Start of SUPPLIED RECORDS
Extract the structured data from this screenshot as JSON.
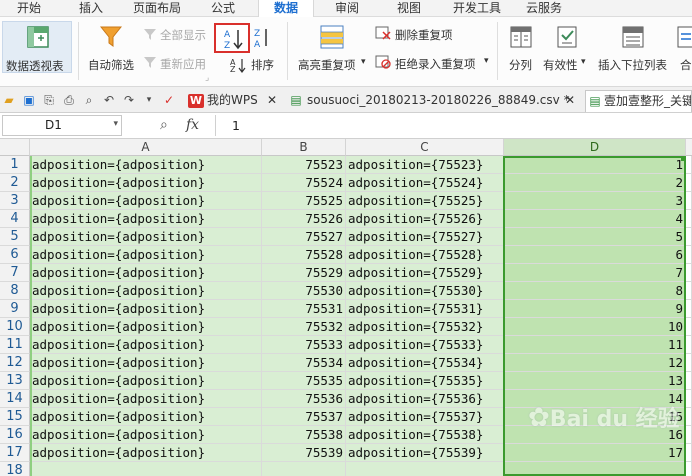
{
  "menu": {
    "tabs": [
      "开始",
      "插入",
      "页面布局",
      "公式",
      "数据",
      "审阅",
      "视图",
      "开发工具",
      "云服务"
    ],
    "active": "数据"
  },
  "ribbon": {
    "pivot": "数据透视表",
    "autofilter": "自动筛选",
    "show_all": "全部显示",
    "reapply": "重新应用",
    "sort": "排序",
    "highlight_dup": "高亮重复项",
    "remove_dup": "删除重复项",
    "reject_dup": "拒绝录入重复项",
    "split": "分列",
    "validity": "有效性",
    "insert_dropdown": "插入下拉列表",
    "combine": "合"
  },
  "docbar": {
    "tab1": "我的WPS",
    "tab2": "sousuoci_20180213-20180226_88849.csv *",
    "tab3": "壹加壹整形_关键"
  },
  "formula": {
    "cell_ref": "D1",
    "fx": "fx",
    "value": "1"
  },
  "grid": {
    "columns": [
      "A",
      "B",
      "C",
      "D"
    ],
    "rows": [
      {
        "n": "1",
        "a": "adposition={adposition}",
        "b": "75523",
        "c": "adposition={75523}",
        "d": "1"
      },
      {
        "n": "2",
        "a": "adposition={adposition}",
        "b": "75524",
        "c": "adposition={75524}",
        "d": "2"
      },
      {
        "n": "3",
        "a": "adposition={adposition}",
        "b": "75525",
        "c": "adposition={75525}",
        "d": "3"
      },
      {
        "n": "4",
        "a": "adposition={adposition}",
        "b": "75526",
        "c": "adposition={75526}",
        "d": "4"
      },
      {
        "n": "5",
        "a": "adposition={adposition}",
        "b": "75527",
        "c": "adposition={75527}",
        "d": "5"
      },
      {
        "n": "6",
        "a": "adposition={adposition}",
        "b": "75528",
        "c": "adposition={75528}",
        "d": "6"
      },
      {
        "n": "7",
        "a": "adposition={adposition}",
        "b": "75529",
        "c": "adposition={75529}",
        "d": "7"
      },
      {
        "n": "8",
        "a": "adposition={adposition}",
        "b": "75530",
        "c": "adposition={75530}",
        "d": "8"
      },
      {
        "n": "9",
        "a": "adposition={adposition}",
        "b": "75531",
        "c": "adposition={75531}",
        "d": "9"
      },
      {
        "n": "10",
        "a": "adposition={adposition}",
        "b": "75532",
        "c": "adposition={75532}",
        "d": "10"
      },
      {
        "n": "11",
        "a": "adposition={adposition}",
        "b": "75533",
        "c": "adposition={75533}",
        "d": "11"
      },
      {
        "n": "12",
        "a": "adposition={adposition}",
        "b": "75534",
        "c": "adposition={75534}",
        "d": "12"
      },
      {
        "n": "13",
        "a": "adposition={adposition}",
        "b": "75535",
        "c": "adposition={75535}",
        "d": "13"
      },
      {
        "n": "14",
        "a": "adposition={adposition}",
        "b": "75536",
        "c": "adposition={75536}",
        "d": "14"
      },
      {
        "n": "15",
        "a": "adposition={adposition}",
        "b": "75537",
        "c": "adposition={75537}",
        "d": "15"
      },
      {
        "n": "16",
        "a": "adposition={adposition}",
        "b": "75538",
        "c": "adposition={75538}",
        "d": "16"
      },
      {
        "n": "17",
        "a": "adposition={adposition}",
        "b": "75539",
        "c": "adposition={75539}",
        "d": "17"
      },
      {
        "n": "18",
        "a": "",
        "b": "",
        "c": "",
        "d": ""
      }
    ]
  },
  "watermark": "Bai du 经验",
  "colors": {
    "accent": "#1e6fd0",
    "selection_green": "#d9eed3",
    "selected_column": "#bfe3b0",
    "highlight_box": "#d9302c"
  }
}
End of SUPPLIED RECORDS
*WHAT YOU HAVE TO DO*
Return the material word for word. Pictures are not part of the copy.

*WRITTEN SOLUTION*
Extract the structured data from this screenshot as JSON.
{
  "menu": {
    "tabs": [
      "开始",
      "插入",
      "页面布局",
      "公式",
      "数据",
      "审阅",
      "视图",
      "开发工具",
      "云服务"
    ],
    "active": "数据"
  },
  "ribbon": {
    "pivot": "数据透视表",
    "autofilter": "自动筛选",
    "show_all": "全部显示",
    "reapply": "重新应用",
    "sort": "排序",
    "highlight_dup": "高亮重复项",
    "remove_dup": "删除重复项",
    "reject_dup": "拒绝录入重复项",
    "split": "分列",
    "validity": "有效性",
    "insert_dropdown": "插入下拉列表",
    "combine": "合"
  },
  "docbar": {
    "tab1": "我的WPS",
    "tab2": "sousuoci_20180213-20180226_88849.csv *",
    "tab3": "壹加壹整形_关键"
  },
  "formula": {
    "cell_ref": "D1",
    "fx": "fx",
    "value": "1"
  },
  "grid": {
    "columns": [
      "A",
      "B",
      "C",
      "D"
    ],
    "rows": [
      {
        "n": "1",
        "a": "adposition={adposition}",
        "b": "75523",
        "c": "adposition={75523}",
        "d": "1"
      },
      {
        "n": "2",
        "a": "adposition={adposition}",
        "b": "75524",
        "c": "adposition={75524}",
        "d": "2"
      },
      {
        "n": "3",
        "a": "adposition={adposition}",
        "b": "75525",
        "c": "adposition={75525}",
        "d": "3"
      },
      {
        "n": "4",
        "a": "adposition={adposition}",
        "b": "75526",
        "c": "adposition={75526}",
        "d": "4"
      },
      {
        "n": "5",
        "a": "adposition={adposition}",
        "b": "75527",
        "c": "adposition={75527}",
        "d": "5"
      },
      {
        "n": "6",
        "a": "adposition={adposition}",
        "b": "75528",
        "c": "adposition={75528}",
        "d": "6"
      },
      {
        "n": "7",
        "a": "adposition={adposition}",
        "b": "75529",
        "c": "adposition={75529}",
        "d": "7"
      },
      {
        "n": "8",
        "a": "adposition={adposition}",
        "b": "75530",
        "c": "adposition={75530}",
        "d": "8"
      },
      {
        "n": "9",
        "a": "adposition={adposition}",
        "b": "75531",
        "c": "adposition={75531}",
        "d": "9"
      },
      {
        "n": "10",
        "a": "adposition={adposition}",
        "b": "75532",
        "c": "adposition={75532}",
        "d": "10"
      },
      {
        "n": "11",
        "a": "adposition={adposition}",
        "b": "75533",
        "c": "adposition={75533}",
        "d": "11"
      },
      {
        "n": "12",
        "a": "adposition={adposition}",
        "b": "75534",
        "c": "adposition={75534}",
        "d": "12"
      },
      {
        "n": "13",
        "a": "adposition={adposition}",
        "b": "75535",
        "c": "adposition={75535}",
        "d": "13"
      },
      {
        "n": "14",
        "a": "adposition={adposition}",
        "b": "75536",
        "c": "adposition={75536}",
        "d": "14"
      },
      {
        "n": "15",
        "a": "adposition={adposition}",
        "b": "75537",
        "c": "adposition={75537}",
        "d": "15"
      },
      {
        "n": "16",
        "a": "adposition={adposition}",
        "b": "75538",
        "c": "adposition={75538}",
        "d": "16"
      },
      {
        "n": "17",
        "a": "adposition={adposition}",
        "b": "75539",
        "c": "adposition={75539}",
        "d": "17"
      },
      {
        "n": "18",
        "a": "",
        "b": "",
        "c": "",
        "d": ""
      }
    ]
  },
  "watermark": "Bai du 经验",
  "colors": {
    "accent": "#1e6fd0",
    "selection_green": "#d9eed3",
    "selected_column": "#bfe3b0",
    "highlight_box": "#d9302c"
  }
}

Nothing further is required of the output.